= TUGAS DAN LATIHAN =
a - Ringkaslah teks tentang Menteri Keuangan Purbaya Yudhi Sadewa dalam tiga kalimat.
b - Berdasarkan teks tentang Menteri Keuangan Purbaya Yudhi Sadewa, jelaskan dalam satu kalimat apa yang membuat Jakarta dan sejumlah daerah lain dilanda kerusuhan hebat pada Agustus.

= TEKS =
DALAM suatu wawancara dengan Dahlan Iskan pada medio September lalu, Menteri Keuangan, Purbaya Yudhi Sadewa, mengakui kebijakan pertamanya adalah menjaga sentimen positif pasar. Akumulasi tekanan ekonomi, lemahnya komunikasi politik pemerintah menghadapi kritik, dan sentimen negatif pasar, membuat Jakarta dan sejumlah daerah lain dibakar kerusuhan hebat pada Agustus lalu. Bergeraknya indikator ekonomi atas respons cepat Presiden Prabowo Subianto mengganti Sri Mulyani dengan Purbaya, menunjukkan pasar memberi sentimen positif atas kebijakan yang diambil.

= CATATAN =

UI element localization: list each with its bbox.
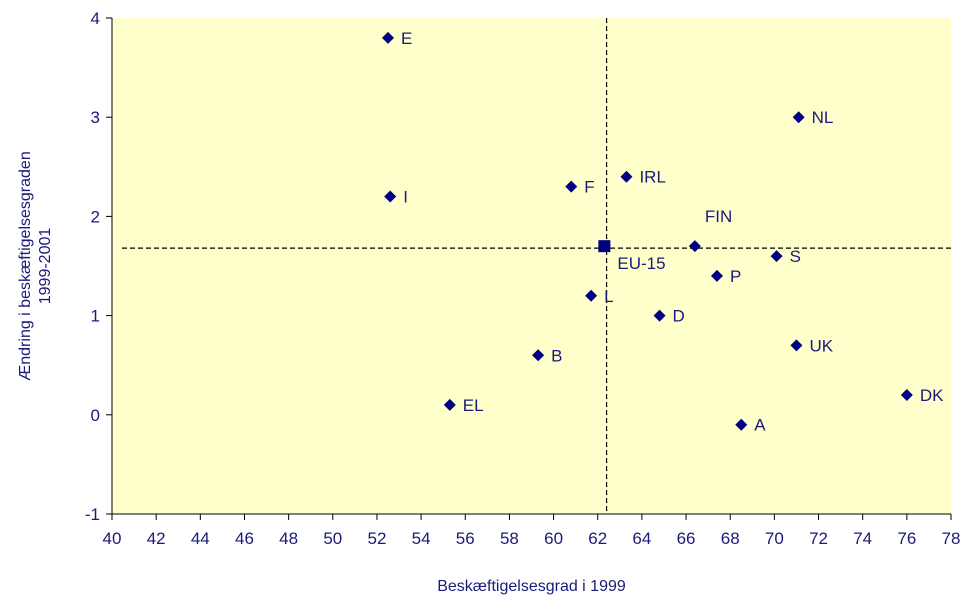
plot-area (112, 18, 951, 514)
x-tick-label: 58 (500, 529, 519, 548)
x-tick-label: 64 (632, 529, 651, 548)
reference-lines (122, 18, 951, 514)
point-marker-l (585, 289, 598, 302)
x-tick-label: 46 (235, 529, 254, 548)
point-marker-p (710, 269, 723, 282)
point-marker-s (770, 250, 783, 263)
point-label-s: S (790, 247, 801, 266)
point-marker-el (443, 398, 456, 411)
point-marker-f (565, 180, 578, 193)
x-tick-label: 74 (853, 529, 872, 548)
x-tick-label: 50 (323, 529, 342, 548)
point-label-uk: UK (809, 336, 833, 355)
x-axis-title: Beskæftigelsesgrad i 1999 (437, 578, 626, 595)
x-tick-label: 78 (942, 529, 961, 548)
x-tick-label: 44 (191, 529, 210, 548)
point-label-e: E (401, 29, 412, 48)
point-label-l: L (604, 287, 613, 306)
x-tick-label: 40 (103, 529, 122, 548)
y-tick-label: 4 (91, 9, 100, 28)
point-label-p: P (730, 267, 741, 286)
point-label-irl: IRL (639, 168, 665, 187)
point-marker-i (384, 190, 397, 203)
x-tick-label: 60 (544, 529, 563, 548)
y-axis-ticks: 4 3 2 1 0 -1 (85, 9, 112, 524)
x-tick-label: 62 (588, 529, 607, 548)
x-tick-label: 68 (721, 529, 740, 548)
point-marker-e (381, 31, 394, 44)
y-tick-label: 3 (91, 108, 100, 127)
point-marker-d (653, 309, 666, 322)
point-label-fin: FIN (705, 207, 732, 226)
x-tick-label: 70 (765, 529, 784, 548)
x-tick-label: 66 (677, 529, 696, 548)
y-tick-label: 0 (91, 406, 100, 425)
point-marker-b (532, 349, 545, 362)
point-label-el: EL (463, 396, 484, 415)
point-marker-dk (900, 388, 913, 401)
point-marker-fin (688, 240, 701, 253)
point-label-dk: DK (920, 386, 944, 405)
x-axis-ticks: 40 42 44 46 48 50 52 54 56 58 60 62 64 66 68 70 72 74 76 78 (103, 514, 961, 548)
y-tick-label: -1 (85, 505, 100, 524)
point-marker-nl (792, 111, 805, 124)
x-tick-label: 72 (809, 529, 828, 548)
point-label-eu-15: EU-15 (617, 254, 665, 273)
point-marker-uk (790, 339, 803, 352)
point-label-i: I (403, 188, 408, 207)
x-tick-label: 42 (147, 529, 166, 548)
point-label-a: A (754, 416, 766, 435)
data-points: E NL IRL F I FIN EU-15 S P L D UK B DK EL A (381, 29, 944, 435)
x-tick-label: 54 (412, 529, 431, 548)
y-tick-label: 1 (91, 307, 100, 326)
y-axis-title-line-1: Ændring i beskæftigelsesgraden (17, 151, 34, 380)
point-marker-a (735, 418, 748, 431)
x-tick-label: 76 (897, 529, 916, 548)
y-axis-title-line-2: 1999-2001 (37, 228, 54, 305)
point-label-b: B (551, 346, 562, 365)
x-tick-label: 56 (456, 529, 475, 548)
x-tick-label: 48 (279, 529, 298, 548)
point-label-nl: NL (812, 108, 834, 127)
x-tick-label: 52 (367, 529, 386, 548)
point-marker-eu-15 (598, 240, 611, 253)
axes (111, 18, 951, 515)
point-marker-irl (620, 170, 633, 183)
point-label-d: D (673, 307, 685, 326)
y-tick-label: 2 (91, 207, 100, 226)
point-label-f: F (584, 178, 594, 197)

= JAWABAN TIAP TUGAS =
a - Dalam wawancara dengan Dahlan Iskan pada medio September, Menteri Keuangan Purbaya Yudhi Sadewa mengakui bahwa kebijakan pertamanya adalah menjaga sentimen positif pasar. Pada Agustus, akumulasi tekanan ekonomi, lemahnya komunikasi politik pemerintah menghadapi kritik, dan sentimen negatif pasar membuat Jakarta serta sejumlah daerah lain dilanda kerusuhan hebat. Bergeraknya indikator ekonomi atas respons cepat Presiden Prabowo Subianto mengganti Sri Mulyani dengan Purbaya menunjukkan bahwa pasar memberi sentimen positif atas kebijakan tersebut.

b - Kerusuhan hebat itu dipicu oleh akumulasi tekanan ekonomi, lemahnya komunikasi politik pemerintah dalam menghadapi kritik, dan sentimen negatif pasar.